╭──

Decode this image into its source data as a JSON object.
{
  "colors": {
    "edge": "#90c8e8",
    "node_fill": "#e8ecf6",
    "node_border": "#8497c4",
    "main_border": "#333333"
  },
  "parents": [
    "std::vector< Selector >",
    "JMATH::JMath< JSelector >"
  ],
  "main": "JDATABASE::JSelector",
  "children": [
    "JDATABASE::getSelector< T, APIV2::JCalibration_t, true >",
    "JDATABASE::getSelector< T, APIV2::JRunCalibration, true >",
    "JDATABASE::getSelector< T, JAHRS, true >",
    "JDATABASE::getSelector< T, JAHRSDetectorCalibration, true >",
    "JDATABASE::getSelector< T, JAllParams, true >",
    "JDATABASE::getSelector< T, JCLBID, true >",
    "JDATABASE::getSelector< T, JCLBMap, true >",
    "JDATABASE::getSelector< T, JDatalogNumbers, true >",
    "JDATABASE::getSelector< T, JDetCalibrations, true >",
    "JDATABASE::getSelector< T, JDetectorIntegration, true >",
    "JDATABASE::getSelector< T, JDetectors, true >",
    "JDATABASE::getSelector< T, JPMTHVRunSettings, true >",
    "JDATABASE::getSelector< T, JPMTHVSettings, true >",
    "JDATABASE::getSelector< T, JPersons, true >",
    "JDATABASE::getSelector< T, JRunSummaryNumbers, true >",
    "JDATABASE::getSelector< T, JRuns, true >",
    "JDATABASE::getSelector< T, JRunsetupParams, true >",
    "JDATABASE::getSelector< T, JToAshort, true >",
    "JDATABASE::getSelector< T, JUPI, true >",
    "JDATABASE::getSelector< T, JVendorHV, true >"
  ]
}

╰──

- [Task brief]:
Collect every line above that contains the word "JSelector".

- [Output of the task]:
    "JMATH::JMath< JSelector >"
  "main": "JDATABASE::JSelector",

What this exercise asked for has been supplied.